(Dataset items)
[Start]
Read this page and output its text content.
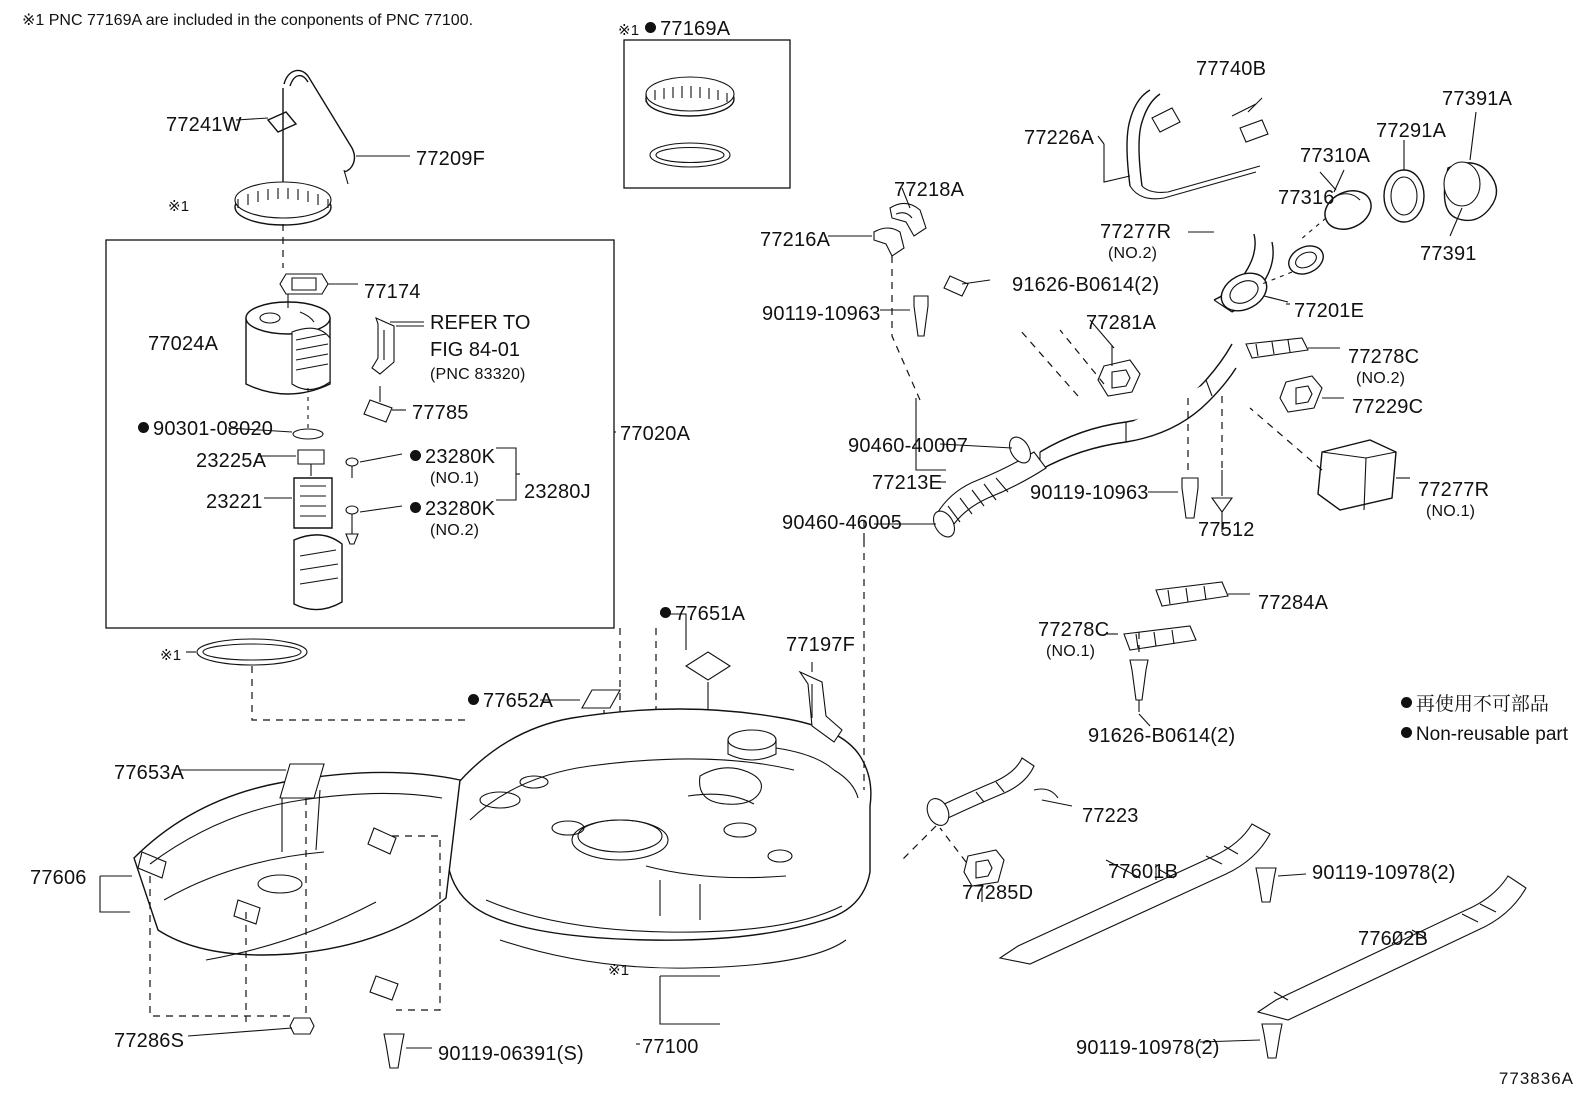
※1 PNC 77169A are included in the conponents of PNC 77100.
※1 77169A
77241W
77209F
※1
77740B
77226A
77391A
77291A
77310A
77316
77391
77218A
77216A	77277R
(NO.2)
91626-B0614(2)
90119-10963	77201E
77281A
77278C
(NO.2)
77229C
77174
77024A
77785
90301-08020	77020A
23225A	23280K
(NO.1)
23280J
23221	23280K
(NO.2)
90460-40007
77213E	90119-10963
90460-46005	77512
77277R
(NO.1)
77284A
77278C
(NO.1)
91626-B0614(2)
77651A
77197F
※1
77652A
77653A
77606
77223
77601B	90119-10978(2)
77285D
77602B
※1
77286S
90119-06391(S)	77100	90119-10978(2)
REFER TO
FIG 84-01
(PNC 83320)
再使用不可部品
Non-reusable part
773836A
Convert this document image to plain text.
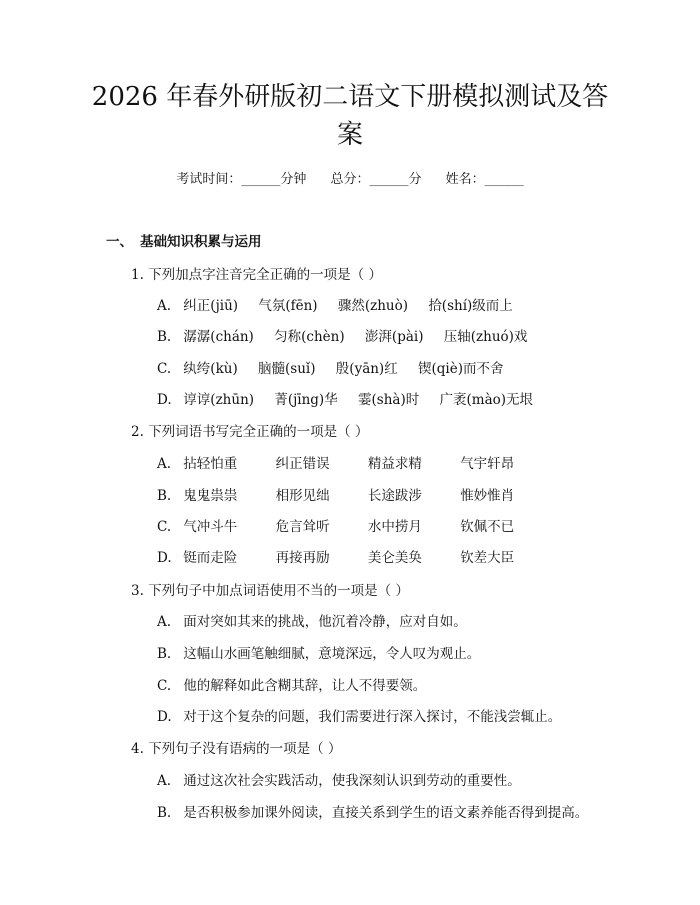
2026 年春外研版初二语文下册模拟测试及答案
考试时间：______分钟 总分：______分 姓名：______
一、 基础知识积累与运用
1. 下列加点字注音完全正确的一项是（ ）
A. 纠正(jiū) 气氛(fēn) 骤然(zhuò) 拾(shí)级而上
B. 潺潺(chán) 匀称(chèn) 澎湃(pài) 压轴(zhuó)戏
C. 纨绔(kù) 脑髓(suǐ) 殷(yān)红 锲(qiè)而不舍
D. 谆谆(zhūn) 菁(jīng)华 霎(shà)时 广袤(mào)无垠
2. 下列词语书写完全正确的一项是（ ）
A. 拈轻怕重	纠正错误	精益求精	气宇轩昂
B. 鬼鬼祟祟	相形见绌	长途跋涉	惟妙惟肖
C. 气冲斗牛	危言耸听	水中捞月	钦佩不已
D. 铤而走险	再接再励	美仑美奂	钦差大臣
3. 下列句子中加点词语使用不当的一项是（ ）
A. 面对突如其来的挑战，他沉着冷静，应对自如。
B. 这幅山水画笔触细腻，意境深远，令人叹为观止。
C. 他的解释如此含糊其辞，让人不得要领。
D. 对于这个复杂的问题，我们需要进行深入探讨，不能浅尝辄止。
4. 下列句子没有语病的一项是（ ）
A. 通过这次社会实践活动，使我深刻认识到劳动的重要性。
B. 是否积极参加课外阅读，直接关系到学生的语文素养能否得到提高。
[End]
WHAT NEEDS TO BE DONE
The records above must be transcribed exactly. Pictures are left out of the copy.

FULL OUTPUT
Read this page and output its text content.
※1 PNC 77169A are included in the conponents of PNC 77100.
※1 77169A
77241W
77209F
※1
77740B
77226A
77391A
77291A
77310A
77316
77391
77218A
77216A	77277R
(NO.2)
91626-B0614(2)
90119-10963	77201E
77281A
77278C
(NO.2)
77229C
77174
77024A
77785
90301-08020	77020A
23225A	23280K
(NO.1)
23280J
23221	23280K
(NO.2)
90460-40007
77213E	90119-10963
90460-46005	77512
77277R
(NO.1)
77284A
77278C
(NO.1)
91626-B0614(2)
77651A
77197F
※1
77652A
77653A
77606
77223
77601B	90119-10978(2)
77285D
77602B
※1
77286S
90119-06391(S)	77100	90119-10978(2)
REFER TO
FIG 84-01
(PNC 83320)
再使用不可部品
Non-reusable part
773836A
Convert this document image to plain text.
2026 年春外研版初二语文下册模拟测试及答案
考试时间：______分钟 总分：______分 姓名：______
一、 基础知识积累与运用
1. 下列加点字注音完全正确的一项是（ ）
A. 纠正(jiū) 气氛(fēn) 骤然(zhuò) 拾(shí)级而上
B. 潺潺(chán) 匀称(chèn) 澎湃(pài) 压轴(zhuó)戏
C. 纨绔(kù) 脑髓(suǐ) 殷(yān)红 锲(qiè)而不舍
D. 谆谆(zhūn) 菁(jīng)华 霎(shà)时 广袤(mào)无垠
2. 下列词语书写完全正确的一项是（ ）
A. 拈轻怕重	纠正错误	精益求精	气宇轩昂
B. 鬼鬼祟祟	相形见绌	长途跋涉	惟妙惟肖
C. 气冲斗牛	危言耸听	水中捞月	钦佩不已
D. 铤而走险	再接再励	美仑美奂	钦差大臣
3. 下列句子中加点词语使用不当的一项是（ ）
A. 面对突如其来的挑战，他沉着冷静，应对自如。
B. 这幅山水画笔触细腻，意境深远，令人叹为观止。
C. 他的解释如此含糊其辞，让人不得要领。
D. 对于这个复杂的问题，我们需要进行深入探讨，不能浅尝辄止。
4. 下列句子没有语病的一项是（ ）
A. 通过这次社会实践活动，使我深刻认识到劳动的重要性。
B. 是否积极参加课外阅读，直接关系到学生的语文素养能否得到提高。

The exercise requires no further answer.